#### [STATED TASK]
Would you repeat the listing exactly but omit every picture?
=== DATA SHOWN ===
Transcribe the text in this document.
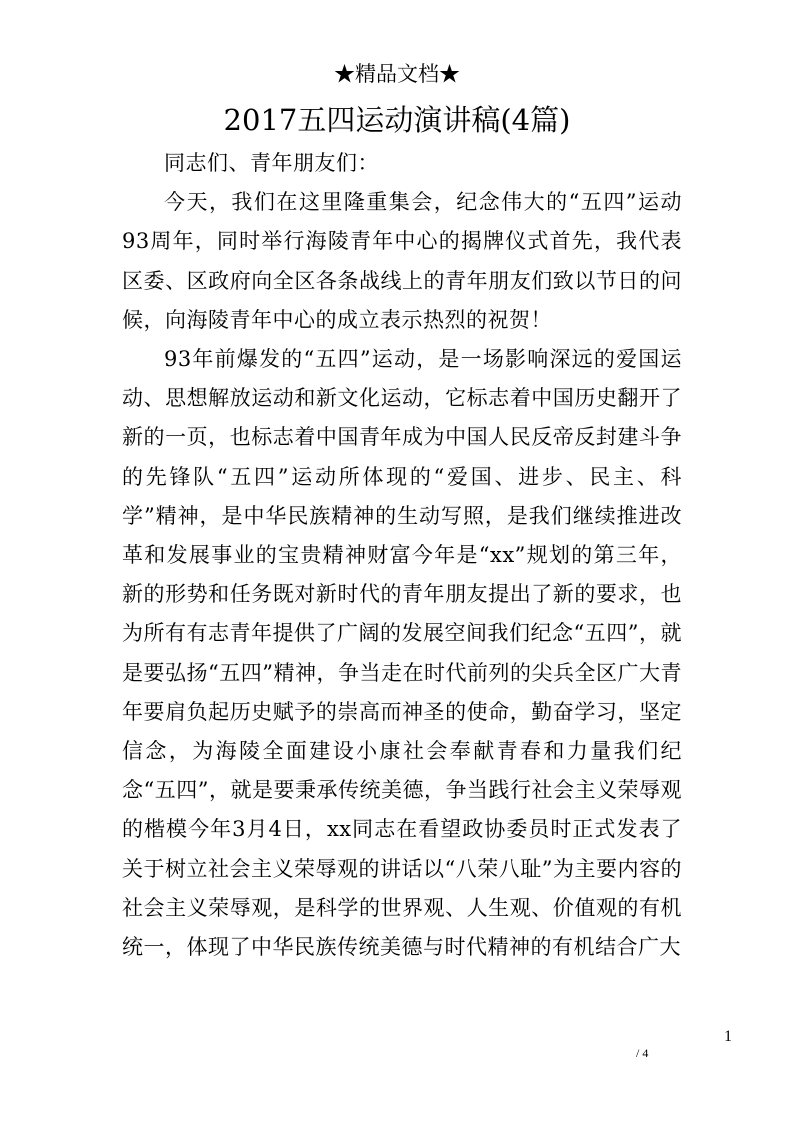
★精品文档★
2017五四运动演讲稿(4篇)

同志们、青年朋友们：

今天，我们在这里隆重集会，纪念伟大的“五四”运动93周年，同时举行海陵青年中心的揭牌仪式首先，我代表区委、区政府向全区各条战线上的青年朋友们致以节日的问候，向海陵青年中心的成立表示热烈的祝贺！

93年前爆发的“五四”运动，是一场影响深远的爱国运动、思想解放运动和新文化运动，它标志着中国历史翻开了新的一页，也标志着中国青年成为中国人民反帝反封建斗争的先锋队“五四”运动所体现的“爱国、进步、民主、科学”精神，是中华民族精神的生动写照，是我们继续推进改革和发展事业的宝贵精神财富今年是“xx”规划的第三年，新的形势和任务既对新时代的青年朋友提出了新的要求，也为所有有志青年提供了广阔的发展空间我们纪念“五四”，就是要弘扬“五四”精神，争当走在时代前列的尖兵全区广大青年要肩负起历史赋予的崇高而神圣的使命，勤奋学习，坚定信念，为海陵全面建设小康社会奉献青春和力量我们纪念“五四”，就是要秉承传统美德，争当践行社会主义荣辱观的楷模今年3月4日，xx同志在看望政协委员时正式发表了关于树立社会主义荣辱观的讲话以“八荣八耻”为主要内容的社会主义荣辱观，是科学的世界观、人生观、价值观的有机统一，体现了中华民族传统美德与时代精神的有机结合广大

1
/ 4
===
#### [SOLUTION]
Transcribe the text in this document.
★精品文档★
2017五四运动演讲稿(4篇)

同志们、青年朋友们：

今天，我们在这里隆重集会，纪念伟大的“五四”运动93周年，同时举行海陵青年中心的揭牌仪式首先，我代表区委、区政府向全区各条战线上的青年朋友们致以节日的问候，向海陵青年中心的成立表示热烈的祝贺！

93年前爆发的“五四”运动，是一场影响深远的爱国运动、思想解放运动和新文化运动，它标志着中国历史翻开了新的一页，也标志着中国青年成为中国人民反帝反封建斗争的先锋队“五四”运动所体现的“爱国、进步、民主、科学”精神，是中华民族精神的生动写照，是我们继续推进改革和发展事业的宝贵精神财富今年是“xx”规划的第三年，新的形势和任务既对新时代的青年朋友提出了新的要求，也为所有有志青年提供了广阔的发展空间我们纪念“五四”，就是要弘扬“五四”精神，争当走在时代前列的尖兵全区广大青年要肩负起历史赋予的崇高而神圣的使命，勤奋学习，坚定信念，为海陵全面建设小康社会奉献青春和力量我们纪念“五四”，就是要秉承传统美德，争当践行社会主义荣辱观的楷模今年3月4日，xx同志在看望政协委员时正式发表了关于树立社会主义荣辱观的讲话以“八荣八耻”为主要内容的社会主义荣辱观，是科学的世界观、人生观、价值观的有机统一，体现了中华民族传统美德与时代精神的有机结合广大

1
/ 4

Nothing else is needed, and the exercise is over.